Sei muito, e sei hoje que tenho saudades de casa. Tenho saudades da minha mãe e tenho saudades da enorme chatice que é ir passar a Páscoa na casa dela.
Por lá, esta é a altura das procissões. A minha tarefa, se lá estivesse, seria ficar em casa, acender as velas nas varandas e janelas e pôr um ar composto quando estivessem a passar. Iria ficar a ver na varanda, a Clara iria estar comigo e toda a gente lhe diria adeus quando passasse. A “gorda” não estaria connosco, que de uma maneira ou de outra arranjaria forma de estar amuada num canto qualquer. O padre rezaria a avé maria cheirassa e nós iriamos rir porque todos os anos a cheirassa não podia falhar.
Tenho saudades da enorme monotonia que era passar a Páscoa em casa. Normalmente os meus irmãos piravam-se para o Algarve e só ficava eu, a tentar dar o arzinho de graça que falta sempre quando a casa não está cheia. Enquanto a minha mãe ia à missa eu punha a mesa para o almoço com todos os cuidados e levantava-a depressinha que o padre estava quase a chegar e ao domingo a empregada está de folga. A toalha branca bordada era tirada, que já tinha servido, e ia buscar uma outra ao gavetão da cómoda da sala. Natais e Páscoas tenho a mesa por minha conta e as toalhas também. Gosto de as ver na mesa, que para isso foram feitas, e escolho sempre uma das Essa não Teresa que é muito difícil de passar e a Irene já vai ter tanto para fazer… Nada feito, que era essa mesmo. A seguir faziamos a limonada na “jarra do bispo”, que limonada e Vinho do Porto não podiam faltar na mesa, punham-se os muitos doces, eu tentava esconder as castanhas de Viseu e as queijadas de S. Jorge atrás do do arranjo das flores, que desses eu gosto e não vale a pena correr riscos, o ramo era pendurado na porta e ficávamos à espera que “o Senhor chegasse”. Era então a altura de dar a antiga campainha de chamar as criadas às miúdas e de as mandar para a rua. Truque velho, esse de tocar a campainha na rua para pensarem que era o padre que estava a chegar e ver os vizinhos todos a correr de um lado para o outro para compôrem o que já estava composto. Todos os anos caíam na mesma esparrela e eu babava-me com o carinho do lá está a Terezinha outra vez, mas agora já não era a Terezinha mas eram “as meninas”, que filho de peixe tem de saber nadar.
Quando finalmente o padre entrava todos se perfilavam para beijar a cruz e a casa era benzida para o novo ano que começava, sem sonharem que mais um ritual pagão tinha sido cumprido. Eu nem respirava, escondida atrás de um sofá, que isso de andar a dar beijos em cima do cuspo dos outros não há fé que justifique e a minha já era pouca.

• O que fazer:
Responde a estas perguntas sobre o texto acerca da Páscoa em casa da mãe:
1. Na altura das procissões, que tarefa caberia a quem narra se estivesse em casa?
2. Para onde iam normalmente os irmãos de quem narra na Páscoa?
3. Que duas bebidas não podiam faltar na mesa?
Os registos apresentados a seguir constituem material independente do texto.

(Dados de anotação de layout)
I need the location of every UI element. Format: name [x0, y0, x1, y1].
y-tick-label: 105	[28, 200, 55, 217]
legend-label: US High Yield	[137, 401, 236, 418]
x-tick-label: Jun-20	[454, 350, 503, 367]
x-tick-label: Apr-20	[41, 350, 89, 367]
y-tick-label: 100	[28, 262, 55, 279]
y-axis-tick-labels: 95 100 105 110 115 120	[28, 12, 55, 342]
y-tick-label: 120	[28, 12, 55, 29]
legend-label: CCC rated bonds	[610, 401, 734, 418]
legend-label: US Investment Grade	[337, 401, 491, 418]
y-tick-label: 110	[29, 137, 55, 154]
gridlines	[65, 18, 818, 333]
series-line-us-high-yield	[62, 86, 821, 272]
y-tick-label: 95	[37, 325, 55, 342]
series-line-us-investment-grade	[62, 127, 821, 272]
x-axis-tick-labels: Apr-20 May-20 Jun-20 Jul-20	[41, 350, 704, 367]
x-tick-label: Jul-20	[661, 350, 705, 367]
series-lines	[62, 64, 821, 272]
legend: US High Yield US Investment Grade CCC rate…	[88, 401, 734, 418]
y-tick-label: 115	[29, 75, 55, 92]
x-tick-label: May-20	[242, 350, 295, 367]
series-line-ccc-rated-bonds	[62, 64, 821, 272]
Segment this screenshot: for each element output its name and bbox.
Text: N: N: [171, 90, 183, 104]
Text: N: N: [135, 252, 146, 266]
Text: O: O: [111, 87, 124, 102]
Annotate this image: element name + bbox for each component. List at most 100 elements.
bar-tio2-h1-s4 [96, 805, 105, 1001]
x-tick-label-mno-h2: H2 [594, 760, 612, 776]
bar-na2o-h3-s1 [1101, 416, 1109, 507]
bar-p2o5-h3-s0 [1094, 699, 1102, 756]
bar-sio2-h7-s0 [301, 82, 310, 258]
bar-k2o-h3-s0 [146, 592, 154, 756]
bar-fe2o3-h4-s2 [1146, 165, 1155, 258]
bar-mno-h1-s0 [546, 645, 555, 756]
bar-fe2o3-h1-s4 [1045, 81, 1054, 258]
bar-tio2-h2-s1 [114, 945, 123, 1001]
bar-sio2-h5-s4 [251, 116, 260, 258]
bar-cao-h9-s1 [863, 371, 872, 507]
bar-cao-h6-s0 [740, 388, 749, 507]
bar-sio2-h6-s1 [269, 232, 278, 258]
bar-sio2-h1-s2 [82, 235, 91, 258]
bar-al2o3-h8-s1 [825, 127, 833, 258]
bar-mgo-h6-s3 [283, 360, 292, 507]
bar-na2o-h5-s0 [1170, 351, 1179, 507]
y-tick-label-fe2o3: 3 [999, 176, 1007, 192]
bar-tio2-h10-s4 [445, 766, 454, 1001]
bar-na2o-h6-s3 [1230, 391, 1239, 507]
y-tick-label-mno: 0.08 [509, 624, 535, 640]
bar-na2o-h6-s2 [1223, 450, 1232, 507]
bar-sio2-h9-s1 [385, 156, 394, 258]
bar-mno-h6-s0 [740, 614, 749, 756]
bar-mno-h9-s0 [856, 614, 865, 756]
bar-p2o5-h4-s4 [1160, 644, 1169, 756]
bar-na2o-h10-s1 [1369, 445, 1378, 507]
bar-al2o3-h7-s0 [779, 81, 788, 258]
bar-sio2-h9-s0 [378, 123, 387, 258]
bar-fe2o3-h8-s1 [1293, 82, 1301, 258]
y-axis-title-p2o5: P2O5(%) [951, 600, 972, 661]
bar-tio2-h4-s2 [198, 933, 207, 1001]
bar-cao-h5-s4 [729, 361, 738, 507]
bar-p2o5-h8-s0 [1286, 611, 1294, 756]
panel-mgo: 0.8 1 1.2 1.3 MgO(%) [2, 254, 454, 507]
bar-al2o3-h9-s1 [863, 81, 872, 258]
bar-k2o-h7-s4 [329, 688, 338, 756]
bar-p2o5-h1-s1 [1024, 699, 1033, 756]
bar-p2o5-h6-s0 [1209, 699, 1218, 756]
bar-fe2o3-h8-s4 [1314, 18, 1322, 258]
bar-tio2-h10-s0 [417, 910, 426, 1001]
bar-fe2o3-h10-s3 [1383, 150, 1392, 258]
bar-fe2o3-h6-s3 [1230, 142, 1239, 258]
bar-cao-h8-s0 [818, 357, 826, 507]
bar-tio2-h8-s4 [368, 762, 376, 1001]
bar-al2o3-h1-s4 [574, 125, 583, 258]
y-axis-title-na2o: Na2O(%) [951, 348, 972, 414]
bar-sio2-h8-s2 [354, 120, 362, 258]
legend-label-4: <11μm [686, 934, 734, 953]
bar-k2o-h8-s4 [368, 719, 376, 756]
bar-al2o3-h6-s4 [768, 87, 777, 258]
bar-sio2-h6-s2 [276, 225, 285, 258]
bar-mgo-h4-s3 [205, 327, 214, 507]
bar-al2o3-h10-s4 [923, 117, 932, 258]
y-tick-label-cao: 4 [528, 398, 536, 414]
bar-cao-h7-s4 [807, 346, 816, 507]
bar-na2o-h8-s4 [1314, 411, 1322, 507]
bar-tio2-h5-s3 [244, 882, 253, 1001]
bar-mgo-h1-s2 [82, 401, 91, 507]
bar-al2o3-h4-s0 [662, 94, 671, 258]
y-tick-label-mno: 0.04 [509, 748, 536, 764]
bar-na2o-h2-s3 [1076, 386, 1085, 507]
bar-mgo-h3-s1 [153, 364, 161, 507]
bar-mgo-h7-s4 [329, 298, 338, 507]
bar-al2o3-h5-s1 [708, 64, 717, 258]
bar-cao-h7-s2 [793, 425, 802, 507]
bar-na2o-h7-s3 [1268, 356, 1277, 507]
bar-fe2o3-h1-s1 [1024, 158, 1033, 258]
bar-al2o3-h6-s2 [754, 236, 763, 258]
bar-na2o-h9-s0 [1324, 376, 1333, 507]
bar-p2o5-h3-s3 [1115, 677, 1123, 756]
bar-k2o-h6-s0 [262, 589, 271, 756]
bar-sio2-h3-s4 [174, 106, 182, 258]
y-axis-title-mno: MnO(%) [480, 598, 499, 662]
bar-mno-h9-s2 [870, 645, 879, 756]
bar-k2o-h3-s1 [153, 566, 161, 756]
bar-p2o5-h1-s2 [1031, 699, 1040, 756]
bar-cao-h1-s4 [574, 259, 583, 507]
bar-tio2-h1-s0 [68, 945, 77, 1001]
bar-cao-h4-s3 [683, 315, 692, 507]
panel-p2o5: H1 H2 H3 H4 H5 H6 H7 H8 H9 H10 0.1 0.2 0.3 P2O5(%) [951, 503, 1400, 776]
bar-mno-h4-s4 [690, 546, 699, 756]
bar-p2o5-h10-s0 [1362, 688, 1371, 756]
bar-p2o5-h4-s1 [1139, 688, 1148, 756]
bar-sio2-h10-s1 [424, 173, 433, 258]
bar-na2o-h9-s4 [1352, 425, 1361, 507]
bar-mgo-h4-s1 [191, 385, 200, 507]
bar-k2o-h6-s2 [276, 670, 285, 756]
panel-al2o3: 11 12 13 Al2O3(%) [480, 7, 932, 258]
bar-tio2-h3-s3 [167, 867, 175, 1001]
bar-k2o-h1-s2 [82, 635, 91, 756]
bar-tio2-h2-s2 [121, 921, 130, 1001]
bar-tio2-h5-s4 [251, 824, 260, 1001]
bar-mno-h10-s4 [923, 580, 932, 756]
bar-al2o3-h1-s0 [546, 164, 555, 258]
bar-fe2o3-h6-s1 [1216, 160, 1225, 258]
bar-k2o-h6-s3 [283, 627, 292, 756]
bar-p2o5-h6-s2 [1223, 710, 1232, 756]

• Resultado:
1. Ficar em casa, acender as velas nas varandas e janelas e pôr um ar composto quando as procissões estivessem a passar.
2. Para o Algarve.
3. Limonada e Vinho do Porto.